Data extract:
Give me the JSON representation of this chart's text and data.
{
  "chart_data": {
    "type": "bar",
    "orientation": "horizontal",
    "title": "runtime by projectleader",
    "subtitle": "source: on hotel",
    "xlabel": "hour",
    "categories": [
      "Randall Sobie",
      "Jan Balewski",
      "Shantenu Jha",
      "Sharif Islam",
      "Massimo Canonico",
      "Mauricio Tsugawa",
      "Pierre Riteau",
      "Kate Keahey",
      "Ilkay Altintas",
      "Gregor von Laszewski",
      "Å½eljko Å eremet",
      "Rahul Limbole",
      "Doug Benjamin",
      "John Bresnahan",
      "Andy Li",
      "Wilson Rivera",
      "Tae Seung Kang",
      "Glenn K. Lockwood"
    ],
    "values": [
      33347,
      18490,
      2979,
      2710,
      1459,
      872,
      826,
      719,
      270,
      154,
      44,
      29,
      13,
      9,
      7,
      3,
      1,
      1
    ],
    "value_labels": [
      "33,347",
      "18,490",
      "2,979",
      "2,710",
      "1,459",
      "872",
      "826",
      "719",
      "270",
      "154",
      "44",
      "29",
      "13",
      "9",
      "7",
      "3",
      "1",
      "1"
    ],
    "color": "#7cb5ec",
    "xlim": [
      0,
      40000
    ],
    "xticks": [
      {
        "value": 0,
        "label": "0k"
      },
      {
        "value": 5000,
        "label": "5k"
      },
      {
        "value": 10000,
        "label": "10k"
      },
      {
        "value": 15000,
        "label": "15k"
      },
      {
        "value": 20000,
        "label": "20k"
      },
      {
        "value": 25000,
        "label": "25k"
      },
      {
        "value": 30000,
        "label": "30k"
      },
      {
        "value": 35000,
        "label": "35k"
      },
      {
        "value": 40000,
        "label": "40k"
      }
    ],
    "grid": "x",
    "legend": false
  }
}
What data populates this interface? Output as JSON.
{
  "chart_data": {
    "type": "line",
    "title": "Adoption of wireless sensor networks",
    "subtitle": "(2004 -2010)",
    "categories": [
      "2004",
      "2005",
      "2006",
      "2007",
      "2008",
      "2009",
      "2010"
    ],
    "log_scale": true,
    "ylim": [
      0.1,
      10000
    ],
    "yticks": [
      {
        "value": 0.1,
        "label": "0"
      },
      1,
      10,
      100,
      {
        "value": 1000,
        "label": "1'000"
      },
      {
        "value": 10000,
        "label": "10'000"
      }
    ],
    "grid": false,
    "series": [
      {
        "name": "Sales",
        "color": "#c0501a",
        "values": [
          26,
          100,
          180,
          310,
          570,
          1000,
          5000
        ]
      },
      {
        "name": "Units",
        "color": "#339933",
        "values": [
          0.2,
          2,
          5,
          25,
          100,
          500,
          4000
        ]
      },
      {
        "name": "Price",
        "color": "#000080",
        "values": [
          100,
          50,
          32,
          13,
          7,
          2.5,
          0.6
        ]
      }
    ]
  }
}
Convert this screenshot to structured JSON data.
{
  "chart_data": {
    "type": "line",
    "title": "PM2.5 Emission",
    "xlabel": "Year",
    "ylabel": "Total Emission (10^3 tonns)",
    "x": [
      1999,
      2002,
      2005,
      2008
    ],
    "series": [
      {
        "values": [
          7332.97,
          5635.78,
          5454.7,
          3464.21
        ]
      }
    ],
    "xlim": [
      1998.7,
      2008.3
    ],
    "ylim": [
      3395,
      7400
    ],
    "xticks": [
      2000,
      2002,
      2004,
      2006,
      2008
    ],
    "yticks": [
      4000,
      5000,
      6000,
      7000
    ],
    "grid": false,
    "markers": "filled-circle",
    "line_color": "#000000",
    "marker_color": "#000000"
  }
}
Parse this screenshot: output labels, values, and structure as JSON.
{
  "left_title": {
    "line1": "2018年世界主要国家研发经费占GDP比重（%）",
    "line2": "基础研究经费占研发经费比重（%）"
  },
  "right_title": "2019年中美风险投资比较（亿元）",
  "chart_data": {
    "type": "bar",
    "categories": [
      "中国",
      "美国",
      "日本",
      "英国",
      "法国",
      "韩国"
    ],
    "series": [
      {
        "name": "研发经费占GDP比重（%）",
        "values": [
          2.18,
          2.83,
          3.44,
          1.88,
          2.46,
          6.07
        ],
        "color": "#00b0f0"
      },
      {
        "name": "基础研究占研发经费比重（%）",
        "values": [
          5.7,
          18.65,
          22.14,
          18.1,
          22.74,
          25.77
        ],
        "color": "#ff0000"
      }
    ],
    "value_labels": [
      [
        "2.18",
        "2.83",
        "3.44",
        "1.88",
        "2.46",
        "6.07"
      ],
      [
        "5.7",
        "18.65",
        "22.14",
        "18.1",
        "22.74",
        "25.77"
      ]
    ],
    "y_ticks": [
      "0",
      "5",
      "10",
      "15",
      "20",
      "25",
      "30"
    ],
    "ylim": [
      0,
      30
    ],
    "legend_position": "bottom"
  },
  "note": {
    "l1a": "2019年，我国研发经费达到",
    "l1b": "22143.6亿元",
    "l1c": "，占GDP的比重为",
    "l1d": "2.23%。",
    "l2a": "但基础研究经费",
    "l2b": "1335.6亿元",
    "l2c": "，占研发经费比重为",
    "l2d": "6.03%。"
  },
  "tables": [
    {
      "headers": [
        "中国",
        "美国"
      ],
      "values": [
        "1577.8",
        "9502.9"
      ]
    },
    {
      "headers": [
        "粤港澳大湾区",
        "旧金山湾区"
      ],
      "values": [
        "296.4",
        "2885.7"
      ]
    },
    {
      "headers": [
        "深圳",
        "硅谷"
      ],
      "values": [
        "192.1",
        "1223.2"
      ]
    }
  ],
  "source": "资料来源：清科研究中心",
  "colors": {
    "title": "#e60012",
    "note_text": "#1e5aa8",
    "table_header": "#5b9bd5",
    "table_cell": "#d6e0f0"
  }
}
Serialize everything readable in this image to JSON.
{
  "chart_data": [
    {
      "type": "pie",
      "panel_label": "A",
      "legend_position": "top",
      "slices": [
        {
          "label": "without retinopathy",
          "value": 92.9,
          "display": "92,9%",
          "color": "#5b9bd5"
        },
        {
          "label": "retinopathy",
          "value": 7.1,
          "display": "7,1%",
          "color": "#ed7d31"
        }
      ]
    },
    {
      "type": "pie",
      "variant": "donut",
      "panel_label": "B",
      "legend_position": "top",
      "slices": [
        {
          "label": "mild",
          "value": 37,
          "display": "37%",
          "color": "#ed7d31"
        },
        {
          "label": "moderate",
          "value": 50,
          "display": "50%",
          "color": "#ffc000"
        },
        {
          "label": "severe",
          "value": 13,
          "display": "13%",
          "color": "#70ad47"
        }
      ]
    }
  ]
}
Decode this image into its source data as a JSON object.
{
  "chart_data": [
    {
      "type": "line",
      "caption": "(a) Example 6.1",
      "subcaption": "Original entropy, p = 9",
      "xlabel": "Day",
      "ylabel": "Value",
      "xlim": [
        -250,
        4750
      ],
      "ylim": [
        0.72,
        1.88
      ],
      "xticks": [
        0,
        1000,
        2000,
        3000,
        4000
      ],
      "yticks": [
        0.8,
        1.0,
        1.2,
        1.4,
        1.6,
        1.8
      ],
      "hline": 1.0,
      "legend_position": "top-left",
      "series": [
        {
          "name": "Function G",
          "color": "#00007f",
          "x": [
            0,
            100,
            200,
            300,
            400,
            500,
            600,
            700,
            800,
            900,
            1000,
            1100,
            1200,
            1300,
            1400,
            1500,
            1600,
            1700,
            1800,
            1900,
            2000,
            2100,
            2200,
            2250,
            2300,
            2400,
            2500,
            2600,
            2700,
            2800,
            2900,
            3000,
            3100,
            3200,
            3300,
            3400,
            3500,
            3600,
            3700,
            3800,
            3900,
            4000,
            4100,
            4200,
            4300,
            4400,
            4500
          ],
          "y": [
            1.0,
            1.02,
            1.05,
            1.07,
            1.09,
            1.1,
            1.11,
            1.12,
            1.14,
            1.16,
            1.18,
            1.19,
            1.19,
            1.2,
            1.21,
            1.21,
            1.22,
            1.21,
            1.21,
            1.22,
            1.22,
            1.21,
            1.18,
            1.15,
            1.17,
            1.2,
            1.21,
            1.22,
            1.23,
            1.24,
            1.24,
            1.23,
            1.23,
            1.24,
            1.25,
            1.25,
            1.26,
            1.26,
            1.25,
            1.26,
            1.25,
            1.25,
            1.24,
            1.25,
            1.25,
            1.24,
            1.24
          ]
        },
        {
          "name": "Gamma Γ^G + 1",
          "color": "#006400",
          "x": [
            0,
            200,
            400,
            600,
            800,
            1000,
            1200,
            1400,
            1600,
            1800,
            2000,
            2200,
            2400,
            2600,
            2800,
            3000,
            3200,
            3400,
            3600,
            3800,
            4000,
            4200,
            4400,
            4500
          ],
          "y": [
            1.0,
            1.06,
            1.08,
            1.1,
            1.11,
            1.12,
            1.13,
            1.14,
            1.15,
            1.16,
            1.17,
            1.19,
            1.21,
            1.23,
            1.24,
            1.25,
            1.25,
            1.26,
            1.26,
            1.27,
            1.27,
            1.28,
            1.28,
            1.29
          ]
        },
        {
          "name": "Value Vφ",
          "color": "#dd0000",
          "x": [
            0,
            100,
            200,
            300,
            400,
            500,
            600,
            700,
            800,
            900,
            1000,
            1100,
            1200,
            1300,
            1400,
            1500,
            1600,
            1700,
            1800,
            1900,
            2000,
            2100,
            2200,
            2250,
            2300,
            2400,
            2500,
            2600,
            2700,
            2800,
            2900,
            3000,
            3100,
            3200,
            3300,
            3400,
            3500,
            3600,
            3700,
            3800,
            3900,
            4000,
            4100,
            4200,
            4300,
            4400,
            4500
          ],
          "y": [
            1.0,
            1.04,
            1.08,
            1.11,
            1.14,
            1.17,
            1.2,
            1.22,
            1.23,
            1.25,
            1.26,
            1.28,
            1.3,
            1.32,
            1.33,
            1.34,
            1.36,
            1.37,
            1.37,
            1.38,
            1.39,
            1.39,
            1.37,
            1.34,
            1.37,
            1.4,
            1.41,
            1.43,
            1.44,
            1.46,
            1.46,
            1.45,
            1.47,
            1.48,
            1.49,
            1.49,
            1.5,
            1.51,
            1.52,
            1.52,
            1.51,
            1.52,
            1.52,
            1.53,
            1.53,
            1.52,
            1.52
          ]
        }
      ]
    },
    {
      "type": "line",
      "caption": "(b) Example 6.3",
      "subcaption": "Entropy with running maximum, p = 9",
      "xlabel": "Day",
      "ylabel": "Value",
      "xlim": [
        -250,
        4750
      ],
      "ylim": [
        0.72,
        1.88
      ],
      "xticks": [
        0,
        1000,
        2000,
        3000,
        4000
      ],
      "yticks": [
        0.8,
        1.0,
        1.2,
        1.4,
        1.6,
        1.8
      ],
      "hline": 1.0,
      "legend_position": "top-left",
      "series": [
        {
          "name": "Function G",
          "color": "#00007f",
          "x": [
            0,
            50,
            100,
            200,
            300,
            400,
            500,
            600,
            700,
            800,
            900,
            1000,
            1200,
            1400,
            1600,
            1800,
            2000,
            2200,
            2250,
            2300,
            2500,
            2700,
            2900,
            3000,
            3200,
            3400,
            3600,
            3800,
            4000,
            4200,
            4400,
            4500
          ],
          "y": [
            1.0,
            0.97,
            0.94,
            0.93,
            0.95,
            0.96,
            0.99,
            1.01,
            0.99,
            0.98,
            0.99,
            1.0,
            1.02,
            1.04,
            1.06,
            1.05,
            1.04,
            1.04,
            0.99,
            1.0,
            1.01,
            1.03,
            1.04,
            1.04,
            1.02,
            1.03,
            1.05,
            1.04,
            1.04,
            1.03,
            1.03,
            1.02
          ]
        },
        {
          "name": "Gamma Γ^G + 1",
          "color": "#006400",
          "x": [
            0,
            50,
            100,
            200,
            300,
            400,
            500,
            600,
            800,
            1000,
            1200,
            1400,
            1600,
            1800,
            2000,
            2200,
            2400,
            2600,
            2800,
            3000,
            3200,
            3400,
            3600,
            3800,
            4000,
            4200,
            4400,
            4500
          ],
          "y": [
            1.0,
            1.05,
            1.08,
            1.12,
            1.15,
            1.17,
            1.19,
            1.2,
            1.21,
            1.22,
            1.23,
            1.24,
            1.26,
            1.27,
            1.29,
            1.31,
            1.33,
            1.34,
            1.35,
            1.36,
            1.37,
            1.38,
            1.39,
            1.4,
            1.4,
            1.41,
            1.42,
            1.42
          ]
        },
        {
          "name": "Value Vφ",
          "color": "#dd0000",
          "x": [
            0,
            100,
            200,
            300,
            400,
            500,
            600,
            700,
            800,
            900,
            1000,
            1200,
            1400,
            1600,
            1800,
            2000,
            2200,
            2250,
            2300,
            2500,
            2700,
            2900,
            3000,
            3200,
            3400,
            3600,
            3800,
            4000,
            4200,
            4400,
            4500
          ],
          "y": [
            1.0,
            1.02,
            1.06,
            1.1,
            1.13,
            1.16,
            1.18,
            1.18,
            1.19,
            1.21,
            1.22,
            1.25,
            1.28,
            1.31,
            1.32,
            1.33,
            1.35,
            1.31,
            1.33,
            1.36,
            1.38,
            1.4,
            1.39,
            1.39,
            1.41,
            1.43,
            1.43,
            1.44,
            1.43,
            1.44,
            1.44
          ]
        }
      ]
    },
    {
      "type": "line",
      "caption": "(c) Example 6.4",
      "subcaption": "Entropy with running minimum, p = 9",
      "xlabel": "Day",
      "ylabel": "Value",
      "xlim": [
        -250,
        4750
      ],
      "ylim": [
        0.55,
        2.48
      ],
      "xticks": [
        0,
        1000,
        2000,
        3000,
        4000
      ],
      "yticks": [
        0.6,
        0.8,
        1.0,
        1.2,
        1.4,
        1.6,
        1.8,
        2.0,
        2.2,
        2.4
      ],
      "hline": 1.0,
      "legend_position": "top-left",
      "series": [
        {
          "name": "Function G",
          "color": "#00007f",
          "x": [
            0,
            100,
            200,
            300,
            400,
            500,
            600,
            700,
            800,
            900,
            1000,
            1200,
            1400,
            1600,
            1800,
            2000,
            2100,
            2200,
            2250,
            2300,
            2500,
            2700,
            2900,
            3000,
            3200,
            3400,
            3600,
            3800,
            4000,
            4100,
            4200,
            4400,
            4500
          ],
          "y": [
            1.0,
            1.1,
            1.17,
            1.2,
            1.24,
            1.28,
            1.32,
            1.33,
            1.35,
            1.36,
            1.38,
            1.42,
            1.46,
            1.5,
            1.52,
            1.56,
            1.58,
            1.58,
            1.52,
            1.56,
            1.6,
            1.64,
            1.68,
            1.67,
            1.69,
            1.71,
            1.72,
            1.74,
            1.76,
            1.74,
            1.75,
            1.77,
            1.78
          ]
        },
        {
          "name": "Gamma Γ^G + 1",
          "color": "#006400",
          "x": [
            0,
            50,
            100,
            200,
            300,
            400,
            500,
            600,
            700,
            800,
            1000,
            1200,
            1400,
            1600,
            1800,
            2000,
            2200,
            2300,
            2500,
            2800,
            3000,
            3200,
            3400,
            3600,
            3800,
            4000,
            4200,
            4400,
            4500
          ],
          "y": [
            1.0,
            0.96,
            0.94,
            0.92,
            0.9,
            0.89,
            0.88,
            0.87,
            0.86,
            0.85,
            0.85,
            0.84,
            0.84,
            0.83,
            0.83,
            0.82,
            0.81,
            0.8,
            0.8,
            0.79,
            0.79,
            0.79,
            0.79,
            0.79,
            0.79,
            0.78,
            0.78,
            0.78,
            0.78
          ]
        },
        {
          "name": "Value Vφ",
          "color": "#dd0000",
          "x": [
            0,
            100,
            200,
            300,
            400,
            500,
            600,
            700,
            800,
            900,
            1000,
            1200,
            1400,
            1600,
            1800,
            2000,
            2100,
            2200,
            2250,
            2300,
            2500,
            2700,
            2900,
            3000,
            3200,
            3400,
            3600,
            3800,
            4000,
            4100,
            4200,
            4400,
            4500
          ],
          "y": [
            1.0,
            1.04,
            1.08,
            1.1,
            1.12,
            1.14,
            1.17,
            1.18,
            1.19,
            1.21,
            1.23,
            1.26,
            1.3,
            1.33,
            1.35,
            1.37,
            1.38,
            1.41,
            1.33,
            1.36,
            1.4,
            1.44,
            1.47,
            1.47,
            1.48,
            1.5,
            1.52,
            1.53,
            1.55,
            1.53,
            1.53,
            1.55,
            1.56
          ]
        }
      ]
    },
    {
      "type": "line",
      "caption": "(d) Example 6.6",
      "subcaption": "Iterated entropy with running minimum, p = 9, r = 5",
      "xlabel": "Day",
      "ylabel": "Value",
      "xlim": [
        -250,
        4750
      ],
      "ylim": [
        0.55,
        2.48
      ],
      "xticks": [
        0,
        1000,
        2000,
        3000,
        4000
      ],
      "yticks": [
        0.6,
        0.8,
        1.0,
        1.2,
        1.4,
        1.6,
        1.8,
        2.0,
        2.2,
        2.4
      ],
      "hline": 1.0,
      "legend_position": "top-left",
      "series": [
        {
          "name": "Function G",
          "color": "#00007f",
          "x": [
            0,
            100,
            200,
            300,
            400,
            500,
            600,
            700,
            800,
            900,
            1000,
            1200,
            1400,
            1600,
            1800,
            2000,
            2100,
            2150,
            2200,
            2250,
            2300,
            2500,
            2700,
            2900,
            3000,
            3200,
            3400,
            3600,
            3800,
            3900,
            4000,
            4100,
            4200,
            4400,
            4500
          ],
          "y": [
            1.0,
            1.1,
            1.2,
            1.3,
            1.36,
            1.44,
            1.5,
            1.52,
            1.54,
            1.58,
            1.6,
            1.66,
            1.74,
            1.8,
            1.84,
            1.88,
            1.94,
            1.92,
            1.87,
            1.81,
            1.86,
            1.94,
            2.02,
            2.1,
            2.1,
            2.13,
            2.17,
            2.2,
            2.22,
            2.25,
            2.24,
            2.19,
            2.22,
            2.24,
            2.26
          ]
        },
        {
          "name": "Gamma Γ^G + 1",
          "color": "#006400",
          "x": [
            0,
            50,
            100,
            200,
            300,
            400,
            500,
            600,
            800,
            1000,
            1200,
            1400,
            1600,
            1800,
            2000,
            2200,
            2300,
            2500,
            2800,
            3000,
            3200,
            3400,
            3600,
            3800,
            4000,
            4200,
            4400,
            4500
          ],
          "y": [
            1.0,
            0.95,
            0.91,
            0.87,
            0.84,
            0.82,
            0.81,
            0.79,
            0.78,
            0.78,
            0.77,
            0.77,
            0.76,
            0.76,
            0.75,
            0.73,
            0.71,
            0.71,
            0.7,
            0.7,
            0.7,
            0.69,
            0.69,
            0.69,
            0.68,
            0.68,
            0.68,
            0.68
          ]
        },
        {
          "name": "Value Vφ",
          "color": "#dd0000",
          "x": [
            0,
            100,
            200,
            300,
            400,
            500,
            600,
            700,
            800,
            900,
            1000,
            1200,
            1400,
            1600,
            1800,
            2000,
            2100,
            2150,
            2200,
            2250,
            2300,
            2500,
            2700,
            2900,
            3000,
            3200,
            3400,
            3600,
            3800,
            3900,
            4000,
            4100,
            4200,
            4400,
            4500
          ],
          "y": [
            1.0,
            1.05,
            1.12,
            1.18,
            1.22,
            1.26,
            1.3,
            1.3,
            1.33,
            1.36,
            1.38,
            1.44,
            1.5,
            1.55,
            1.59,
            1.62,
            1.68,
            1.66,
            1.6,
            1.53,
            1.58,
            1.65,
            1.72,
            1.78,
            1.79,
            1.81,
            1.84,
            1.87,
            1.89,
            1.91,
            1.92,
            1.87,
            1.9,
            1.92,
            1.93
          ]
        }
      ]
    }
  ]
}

What you will do: Tell how many lines in the material contain the word "this". Only the number is wanted.

Answer to the exercise: 6